◆ **The request**
Find each line with the string "государственной" and copy it.

◆ **Extracted entries**
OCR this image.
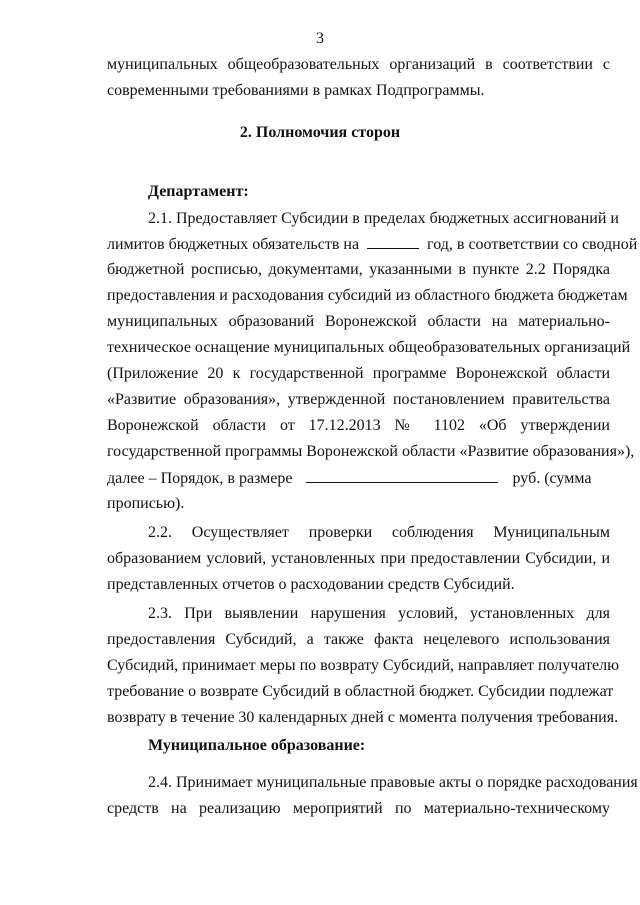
3
муниципальных общеобразовательных организаций в соответствии с
современными требованиями в рамках Подпрограммы.
2. Полномочия сторон
Департамент:
2.1. Предоставляет Субсидии в пределах бюджетных ассигнований и
лимитов бюджетных обязательств на	год, в соответствии со сводной
бюджетной росписью, документами, указанными в пункте 2.2 Порядка
предоставления и расходования субсидий из областного бюджета бюджетам
муниципальных образований Воронежской области на материально-
техническое оснащение муниципальных общеобразовательных организаций
(Приложение 20 к государственной программе Воронежской области
«Развитие образования», утвержденной постановлением правительства
Воронежской области от 17.12.2013 № 1102 «Об утверждении
государственной программы Воронежской области «Развитие образования»),
далее – Порядок, в размере	руб. (сумма
прописью).
2.2. Осуществляет проверки соблюдения Муниципальным
образованием условий, установленных при предоставлении Субсидии, и
представленных отчетов о расходовании средств Субсидий.
2.3. При выявлении нарушения условий, установленных для
предоставления Субсидий, а также факта нецелевого использования
Субсидий, принимает меры по возврату Субсидий, направляет получателю
требование о возврате Субсидий в областной бюджет. Субсидии подлежат
возврату в течение 30 календарных дней с момента получения требования.
Муниципальное образование:
2.4. Принимает муниципальные правовые акты о порядке расходования
средств на реализацию мероприятий по материально-техническому
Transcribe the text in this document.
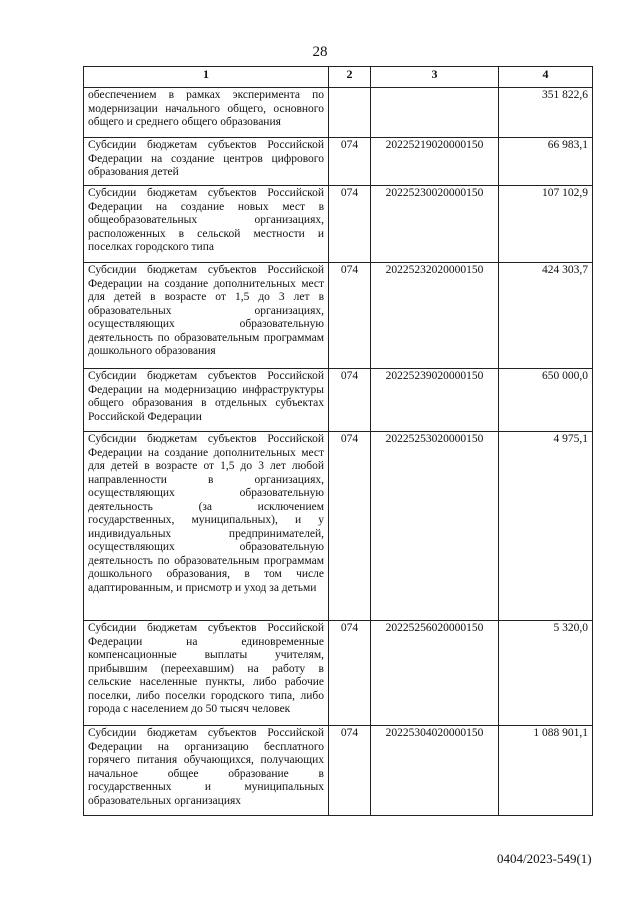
28
1	2	3	4
обеспечением в рамках эксперимента по модернизации начального общего, основного общего и среднего общего образования			351 822,6
Субсидии бюджетам субъектов Российской Федерации на создание центров цифрового образования детей	074	20225219020000150	66 983,1
Субсидии бюджетам субъектов Российской Федерации на создание новых мест в общеобразовательных организациях, расположенных в сельской местности и поселках городского типа	074	20225230020000150	107 102,9
Субсидии бюджетам субъектов Российской Федерации на создание дополнительных мест для детей в возрасте от 1,5 до 3 лет в образовательных организациях, осуществляющих образовательную деятельность по образовательным программам дошкольного образования	074	20225232020000150	424 303,7
Субсидии бюджетам субъектов Российской Федерации на модернизацию инфраструктуры общего образования в отдельных субъектах Российской Федерации	074	20225239020000150	650 000,0
Субсидии бюджетам субъектов Российской Федерации на создание дополнительных мест для детей в возрасте от 1,5 до 3 лет любой направленности в организациях, осуществляющих образовательную деятельность (за исключением государственных, муниципальных), и у индивидуальных предпринимателей, осуществляющих образовательную деятельность по образовательным программам дошкольного образования, в том числе адаптированным, и присмотр и уход за детьми	074	20225253020000150	4 975,1
Субсидии бюджетам субъектов Российской Федерации на единовременные компенсационные выплаты учителям, прибывшим (переехавшим) на работу в сельские населенные пункты, либо рабочие поселки, либо поселки городского типа, либо города с населением до 50 тысяч человек	074	20225256020000150	5 320,0
Субсидии бюджетам субъектов Российской Федерации на организацию бесплатного горячего питания обучающихся, получающих начальное общее образование в государственных и муниципальных образовательных организациях	074	20225304020000150	1 088 901,1
0404/2023-549(1)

◆ **The response**
(Приложение 20 к государственной программе Воронежской области
государственной программы Воронежской области «Развитие образования»),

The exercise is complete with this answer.